Please restate word for word each line from the one containing "Read out every word on this page." to the last line of the records below, and drop the pictures.
=== Begin Enclosure ===
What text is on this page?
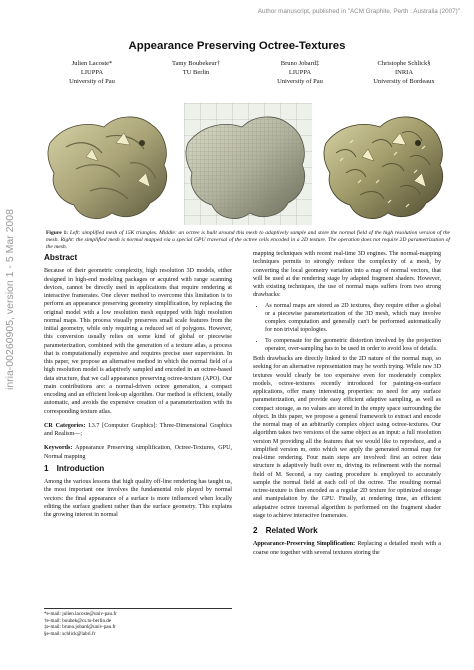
Author manuscript, published in "ACM Graphite, Perth : Australia (2007)"
inria-00260905, version 1 - 5 Mar 2008
Appearance Preserving Octree-Textures
Julien Lacoste*
LIUPPA
University of Pau
Tamy Boubekeur†
TU Berlin
Bruno Jobard‡
LIUPPA
University of Pau
Christophe Schlick§
INRIA
University of Bordeaux
Figure 1: Left: simplified mesh of 15K triangles. Middle: an octree is built around this mesh to adaptively sample and store the normal field of the high resolution version of the mesh. Right: the simplified mesh is normal mapped via a special GPU traversal of the octree cells encoded in a 2D texture. The operation does not require 2D parametrization of the mesh.
Abstract

Because of their geometric complexity, high resolution 3D models, either designed in high-end modeling packages or acquired with range scanning devices, cannot be directly used in applications that require rendering at interactive framerates. One clever method to overcome this limitation is to perform an appearance preserving geometry simplification, by replacing the original model with a low resolution mesh equipped with high resolution normal maps. This process visually preserves small scale features from the initial geometry, while only requiring a reduced set of polygons. However, this conversion usually relies on some kind of global or piecewise parameterization, combined with the generation of a texture atlas, a process that is computationally expensive and requires precise user supervision. In this paper, we propose an alternative method in which the normal field of a high resolution model is adaptively sampled and encoded in an octree-based data structure, that we call appearance preserving octree-texture (APO). Our main contributions are: a normal-driven octree generation, a compact encoding and an efficient look-up algorithm. Our method is efficient, totally automatic, and avoids the expensive creation of a parameterization with its corresponding texture atlas.

CR Categories: I.3.7 [Computer Graphics]: Three-Dimensional Graphics and Realism—;

Keywords: Appearance Preserving simplification, Octree-Textures, GPU, Normal mapping

1 Introduction

Among the various lessons that high quality off-line rendering has taught us, the most important one involves the fundamental role played by normal vectors: the final appearance of a surface is more influenced when locally editing the surface gradient rather than the surface geometry. This explains the growing interest in normal

*e-mail: julien.lacoste@univ-pau.fr
†e-mail: boubek@cs.tu-berlin.de
‡e-mail: bruno.jobard@univ-pau.fr
§e-mail: schlick@labri.fr

mapping techniques with recent real-time 3D engines. The normal-mapping techniques permits to strongly reduce the complexity of a mesh, by converting the local geometry variation into a map of normal vectors, that will be used at the rendering stage by adapted fragment shaders. However, with existing techniques, the use of normal maps suffers from two strong drawbacks:

• As normal maps are stored as 2D textures, they require either a global or a piecewise parameterization of the 3D mesh, which may involve complex computation and generally can't be performed automatically for non trivial topologies.
• To compensate for the geometric distortion involved by the projection operator, over-sampling has to be used in order to avoid loss of details.

Both drawbacks are directly linked to the 2D nature of the normal map, so seeking for an alternative representation may be worth trying. While raw 3D textures would clearly be too expensive even for moderately complex models, octree-textures recently introduced for painting-on-surface applications, offer many interesting properties: no need for any surface parameterization, and provide easy efficient adaptive sampling, as well as compact storage, as no values are stored in the empty space surrounding the object. In this paper, we propose a general framework to extract and encode the normal map of an arbitrarily complex object using octree-textures. Our algorithm takes two versions of the same object as an input: a full resolution version M providing all the features that we would like to reproduce, and a simplified version m, onto which we apply the generated normal map for real-time rendering. Four main steps are involved: first an octree data structure is adaptively built over m, driving its refinement with the normal field of M. Second, a ray casting procedure is employed to accurately sample the normal field at each cell of the octree. The resulting normal octree-texture is then encoded as a regular 2D texture for optimized storage and manipulation by the GPU. Finally, at rendering time, an efficient adaptative octree traversal algorithm is performed on the fragment shader stage to achieve interactive framerates.

2 Related Work

Appearance-Preserving Simplification: Replacing a detailed mesh with a coarse one together with several textures storing the
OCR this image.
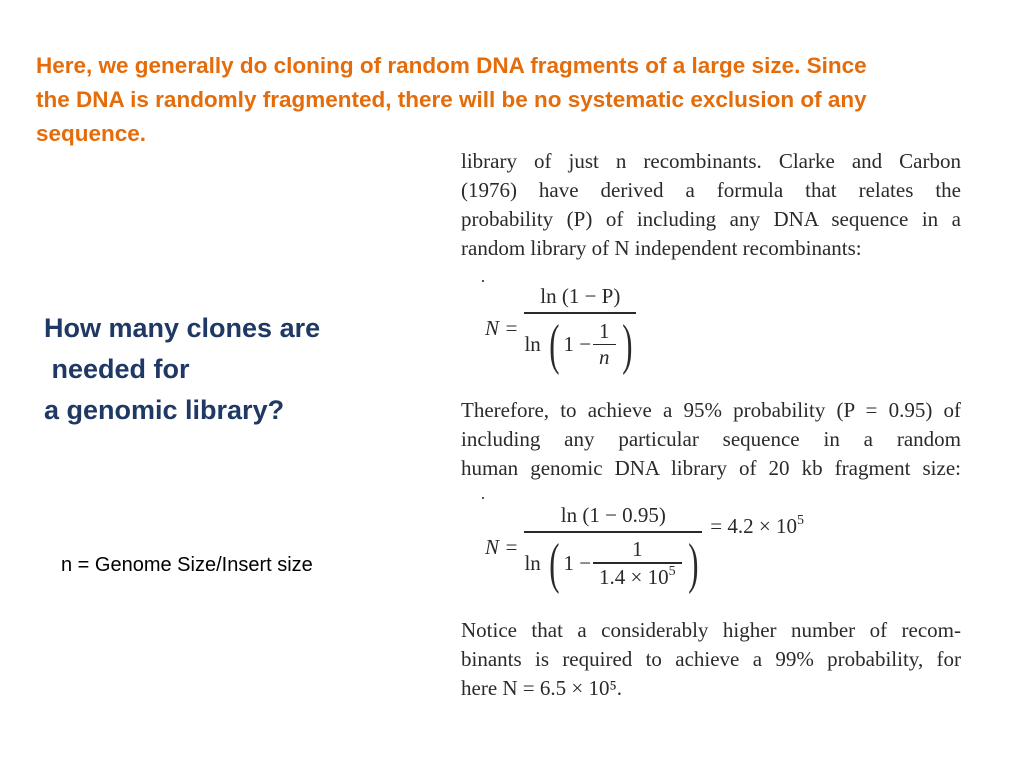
Here, we generally do cloning of random DNA fragments of a large size. Since
the DNA is randomly fragmented, there will be no systematic exclusion of any
sequence.
How many clones are
needed for
a genomic library?
n = Genome Size/Insert size

library of just n recombinants. Clarke and Carbon
(1976) have derived a formula that relates the
probability (P) of including any DNA sequence in a
random library of N independent recombinants:

N =
ln (1 − P)
ln ( $1 - \frac{1}{n}$ )

Therefore, to achieve a 95% probability (P = 0.95) of
including any particular sequence in a random
human genomic DNA library of 20 kb fragment size:

N =
ln (1 − 0.95)
ln ( $1 - \frac{1}{1.4 \times 10^5}$ )
= $4.2 \times 10^5$

Notice that a considerably higher number of recom-
binants is required to achieve a 99% probability, for
here N = 6.5 × 10⁵.
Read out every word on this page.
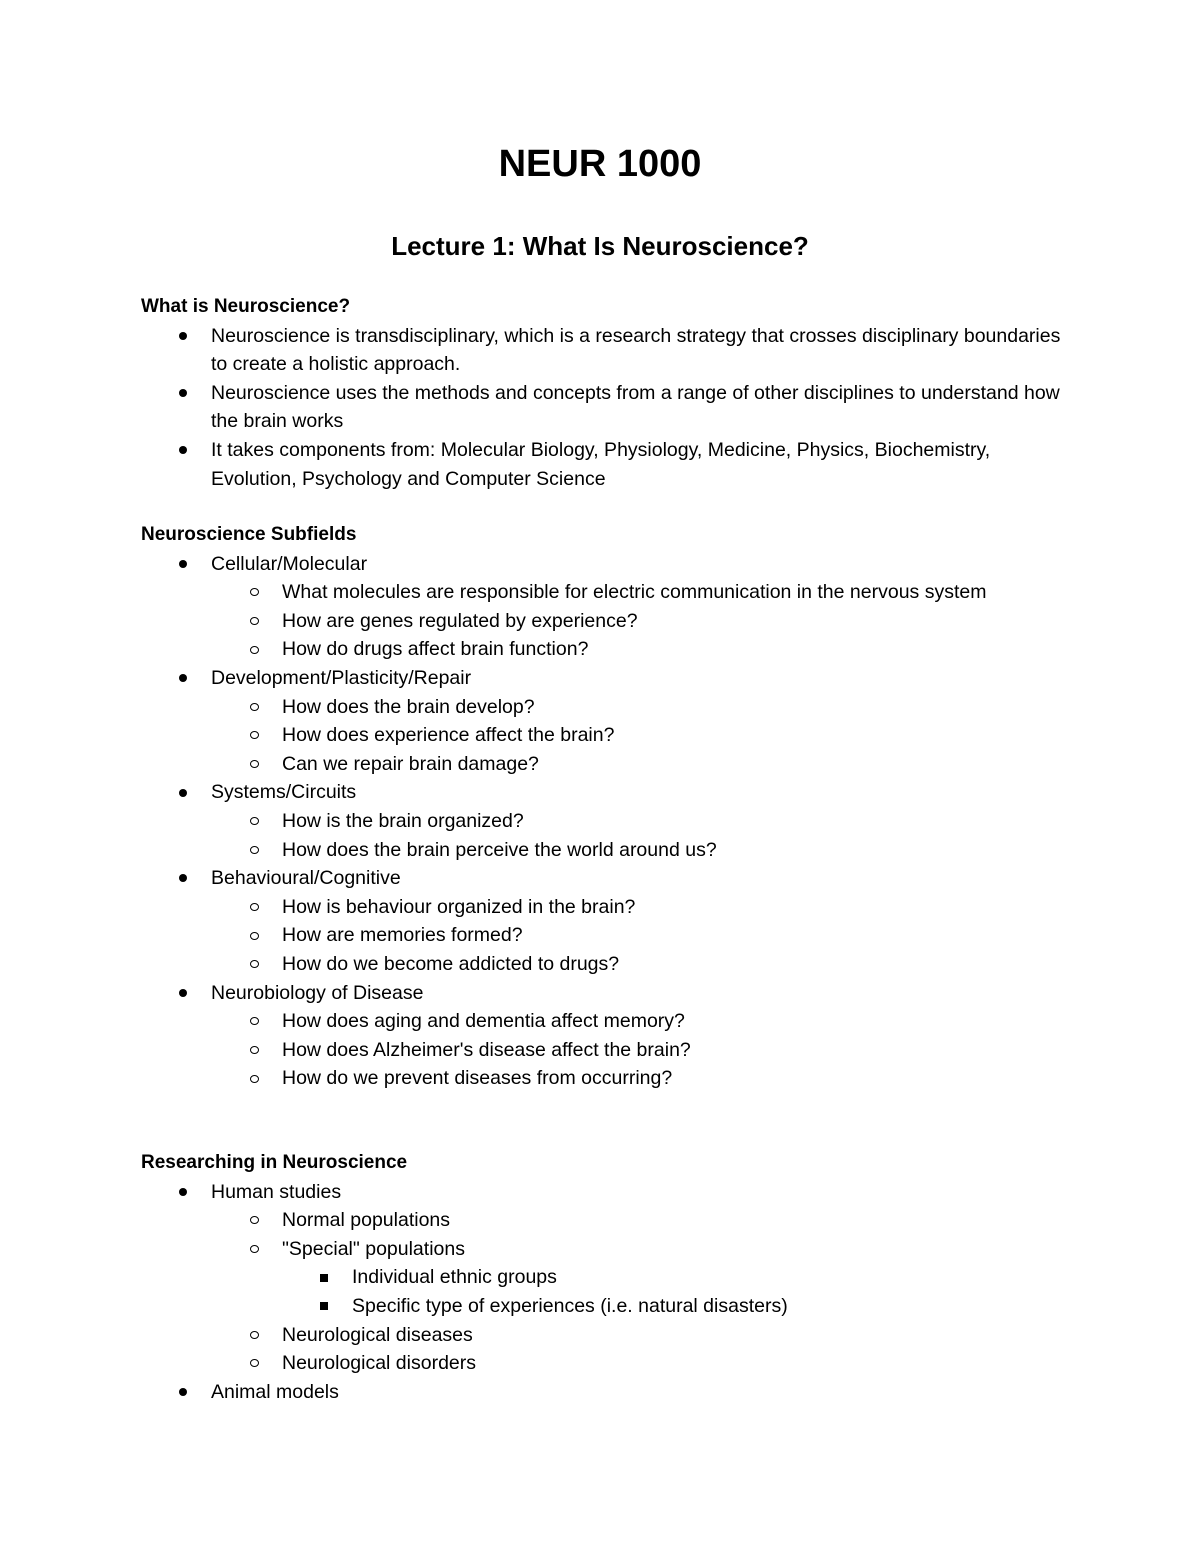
NEUR 1000
Lecture 1: What Is Neuroscience?
What is Neuroscience?
Neuroscience is transdisciplinary, which is a research strategy that crosses disciplinary boundaries to create a holistic approach.
Neuroscience uses the methods and concepts from a range of other disciplines to understand how the brain works
It takes components from: Molecular Biology, Physiology, Medicine, Physics, Biochemistry, Evolution, Psychology and Computer Science
Neuroscience Subfields
Cellular/Molecular
What molecules are responsible for electric communication in the nervous system
How are genes regulated by experience?
How do drugs affect brain function?
Development/Plasticity/Repair
How does the brain develop?
How does experience affect the brain?
Can we repair brain damage?
Systems/Circuits
How is the brain organized?
How does the brain perceive the world around us?
Behavioural/Cognitive
How is behaviour organized in the brain?
How are memories formed?
How do we become addicted to drugs?
Neurobiology of Disease
How does aging and dementia affect memory?
How does Alzheimer's disease affect the brain?
How do we prevent diseases from occurring?
Researching in Neuroscience
Human studies
Normal populations
"Special" populations
Individual ethnic groups
Specific type of experiences (i.e. natural disasters)
Neurological diseases
Neurological disorders
Animal models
=== End Enclosure ===
PROBLEM SOLUTION =
Read out every word on this page.
NEUR 1000
Lecture 1: What Is Neuroscience?
What is Neuroscience?
Neuroscience is transdisciplinary, which is a research strategy that crosses disciplinary boundaries to create a holistic approach.
Neuroscience uses the methods and concepts from a range of other disciplines to understand how the brain works
It takes components from: Molecular Biology, Physiology, Medicine, Physics, Biochemistry, Evolution, Psychology and Computer Science
Neuroscience Subfields
Cellular/Molecular
What molecules are responsible for electric communication in the nervous system
How are genes regulated by experience?
How do drugs affect brain function?
Development/Plasticity/Repair
How does the brain develop?
How does experience affect the brain?
Can we repair brain damage?
Systems/Circuits
How is the brain organized?
How does the brain perceive the world around us?
Behavioural/Cognitive
How is behaviour organized in the brain?
How are memories formed?
How do we become addicted to drugs?
Neurobiology of Disease
How does aging and dementia affect memory?
How does Alzheimer's disease affect the brain?
How do we prevent diseases from occurring?
Researching in Neuroscience
Human studies
Normal populations
"Special" populations
Individual ethnic groups
Specific type of experiences (i.e. natural disasters)
Neurological diseases
Neurological disorders
Animal models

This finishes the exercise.